> [Your objective]:
Leave out the pictures and transcribe everything else exactly.

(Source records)
—————

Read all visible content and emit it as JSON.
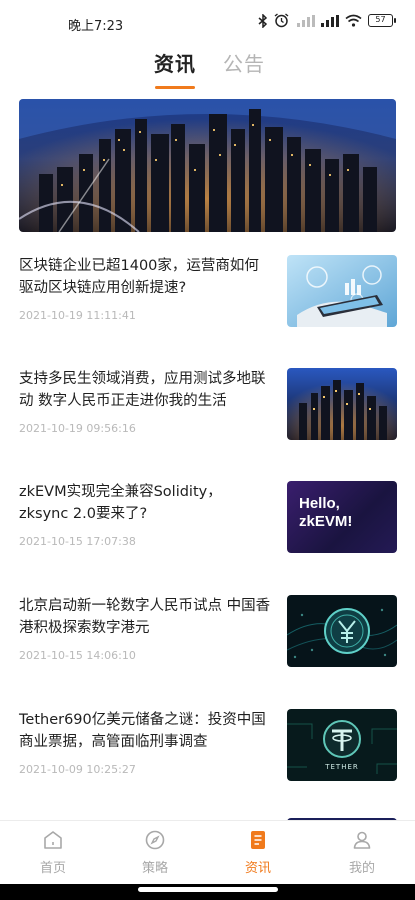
{
  "status_bar": {
    "time": "晚上7:23",
    "battery": "57"
  },
  "tabs": [
    {
      "label": "资讯",
      "active": true
    },
    {
      "label": "公告",
      "active": false
    }
  ],
  "accent_color": "#f07a1c",
  "news": [
    {
      "title": "区块链企业已超1400家，运营商如何驱动区块链应用创新提速?",
      "date": "2021-10-19 11:11:41",
      "thumb_icon": "hand-tablet-image"
    },
    {
      "title": "支持多民生领域消费，应用测试多地联动 数字人民币正走进你我的生活",
      "date": "2021-10-19 09:56:16",
      "thumb_icon": "city-night-image"
    },
    {
      "title": "zkEVM实现完全兼容Solidity，zksync 2.0要来了?",
      "date": "2021-10-15 17:07:38",
      "thumb_icon": "zkevm-image",
      "thumb_text": "Hello, zkEVM!"
    },
    {
      "title": "北京启动新一轮数字人民币试点 中国香港积极探索数字港元",
      "date": "2021-10-15 14:06:10",
      "thumb_icon": "yuan-coin-image"
    },
    {
      "title": "Tether690亿美元储备之谜：投资中国商业票据，高管面临刑事调查",
      "date": "2021-10-09 10:25:27",
      "thumb_icon": "tether-image",
      "thumb_text": "TETHER"
    }
  ],
  "bottom_nav": [
    {
      "label": "首页",
      "icon": "home-icon",
      "active": false
    },
    {
      "label": "策略",
      "icon": "compass-icon",
      "active": false
    },
    {
      "label": "资讯",
      "icon": "document-icon",
      "active": true
    },
    {
      "label": "我的",
      "icon": "user-icon",
      "active": false
    }
  ]
}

—————

> [Written solution]:
Read all visible content and emit it as JSON.
{
  "status_bar": {
    "time": "晚上7:23",
    "battery": "57"
  },
  "tabs": [
    {
      "label": "资讯",
      "active": true
    },
    {
      "label": "公告",
      "active": false
    }
  ],
  "accent_color": "#f07a1c",
  "news": [
    {
      "title": "区块链企业已超1400家，运营商如何驱动区块链应用创新提速?",
      "date": "2021-10-19 11:11:41",
      "thumb_icon": "hand-tablet-image"
    },
    {
      "title": "支持多民生领域消费，应用测试多地联动 数字人民币正走进你我的生活",
      "date": "2021-10-19 09:56:16",
      "thumb_icon": "city-night-image"
    },
    {
      "title": "zkEVM实现完全兼容Solidity，zksync 2.0要来了?",
      "date": "2021-10-15 17:07:38",
      "thumb_icon": "zkevm-image",
      "thumb_text": "Hello, zkEVM!"
    },
    {
      "title": "北京启动新一轮数字人民币试点 中国香港积极探索数字港元",
      "date": "2021-10-15 14:06:10",
      "thumb_icon": "yuan-coin-image"
    },
    {
      "title": "Tether690亿美元储备之谜：投资中国商业票据，高管面临刑事调查",
      "date": "2021-10-09 10:25:27",
      "thumb_icon": "tether-image",
      "thumb_text": "TETHER"
    }
  ],
  "bottom_nav": [
    {
      "label": "首页",
      "icon": "home-icon",
      "active": false
    },
    {
      "label": "策略",
      "icon": "compass-icon",
      "active": false
    },
    {
      "label": "资讯",
      "icon": "document-icon",
      "active": true
    },
    {
      "label": "我的",
      "icon": "user-icon",
      "active": false
    }
  ]
}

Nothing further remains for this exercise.